## Short task
Can you write out the lines of these records again with every "y2-tick-label" renamed to "right-tick-label", changing nothing else and leaving the pictures out?

Visual layout annotation data:
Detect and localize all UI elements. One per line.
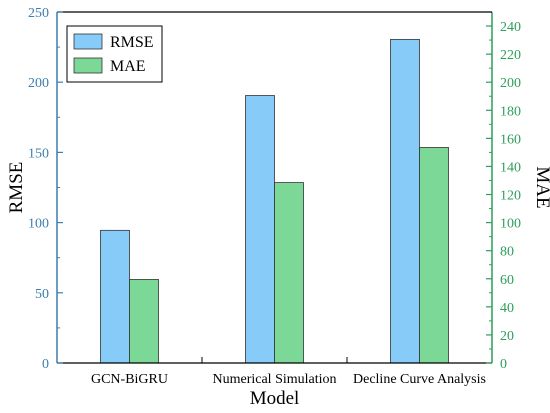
x-tick-label: Numerical Simulation — [212, 372, 336, 387]
x-tick-label: GCN-BiGRU — [91, 372, 168, 387]
bar-mae-3 — [419, 147, 449, 364]
legend-label-mae: MAE — [110, 58, 146, 75]
legend-swatch-mae — [73, 57, 103, 74]
legend-label-rmse: RMSE — [110, 34, 154, 51]
bar-rmse-2 — [245, 95, 275, 364]
y2-tick-label: 60 — [500, 273, 514, 288]
y-tick-label: 0 — [42, 357, 49, 372]
y2-tick-label: 0 — [500, 357, 507, 372]
bar-rmse-1 — [100, 229, 130, 364]
bar-mae-2 — [274, 182, 304, 364]
bar-mae-1 — [129, 279, 159, 364]
y2-tick-label: 120 — [500, 189, 521, 204]
y-tick-label: 150 — [28, 146, 49, 161]
y2-tick-label: 140 — [500, 160, 521, 175]
bar-rmse-3 — [390, 38, 420, 364]
y2-tick-label: 240 — [500, 20, 521, 35]
y2-tick-label: 40 — [500, 301, 514, 316]
y-axis-label: RMSE — [6, 162, 27, 214]
y2-tick-label: 20 — [500, 329, 514, 344]
y2-tick-label: 80 — [500, 245, 514, 260]
y2-tick-label: 200 — [500, 76, 521, 91]
legend: RMSE MAE — [66, 25, 163, 83]
y2-tick-label: 100 — [500, 217, 521, 232]
axes-group: GCN-BiGRU Numerical Simulation Decline Cur… — [28, 6, 521, 387]
y-tick-label: 250 — [28, 6, 49, 21]
y2-tick-label: 180 — [500, 104, 521, 119]
y-tick-label: 100 — [28, 217, 49, 232]
y2-tick-label: 220 — [500, 48, 521, 63]
legend-swatch-rmse — [73, 33, 103, 50]
x-tick-label: Decline Curve Analysis — [353, 372, 486, 387]
y-tick-label: 50 — [35, 287, 49, 302]
x-axis-label: Model — [250, 388, 300, 409]
y2-tick-label: 160 — [500, 132, 521, 147]
y-tick-label: 200 — [28, 76, 49, 91]
bars-group — [100, 38, 449, 364]
y2-axis-label: MAE — [532, 166, 550, 208]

## Exercise answer
Detect and localize all UI elements. One per line.
x-tick-label: Numerical Simulation — [212, 372, 336, 387]
x-tick-label: GCN-BiGRU — [91, 372, 168, 387]
bar-mae-3 — [419, 147, 449, 364]
legend-label-mae: MAE — [110, 58, 146, 75]
legend-swatch-mae — [73, 57, 103, 74]
legend-label-rmse: RMSE — [110, 34, 154, 51]
bar-rmse-2 — [245, 95, 275, 364]
right-tick-label: 60 — [500, 273, 514, 288]
y-tick-label: 0 — [42, 357, 49, 372]
right-tick-label: 0 — [500, 357, 507, 372]
bar-rmse-1 — [100, 229, 130, 364]
bar-mae-2 — [274, 182, 304, 364]
bar-mae-1 — [129, 279, 159, 364]
right-tick-label: 120 — [500, 189, 521, 204]
y-tick-label: 150 — [28, 146, 49, 161]
right-tick-label: 140 — [500, 160, 521, 175]
bar-rmse-3 — [390, 38, 420, 364]
right-tick-label: 240 — [500, 20, 521, 35]
right-tick-label: 40 — [500, 301, 514, 316]
y-axis-label: RMSE — [6, 162, 27, 214]
right-tick-label: 20 — [500, 329, 514, 344]
right-tick-label: 80 — [500, 245, 514, 260]
right-tick-label: 200 — [500, 76, 521, 91]
legend: RMSE MAE — [66, 25, 163, 83]
right-tick-label: 100 — [500, 217, 521, 232]
axes-group: GCN-BiGRU Numerical Simulation Decline Cur… — [28, 6, 521, 387]
y-tick-label: 250 — [28, 6, 49, 21]
right-tick-label: 180 — [500, 104, 521, 119]
y-tick-label: 100 — [28, 217, 49, 232]
right-tick-label: 220 — [500, 48, 521, 63]
legend-swatch-rmse — [73, 33, 103, 50]
x-tick-label: Decline Curve Analysis — [353, 372, 486, 387]
y-tick-label: 50 — [35, 287, 49, 302]
x-axis-label: Model — [250, 388, 300, 409]
right-tick-label: 160 — [500, 132, 521, 147]
y-tick-label: 200 — [28, 76, 49, 91]
bars-group — [100, 38, 449, 364]
y2-axis-label: MAE — [532, 166, 550, 208]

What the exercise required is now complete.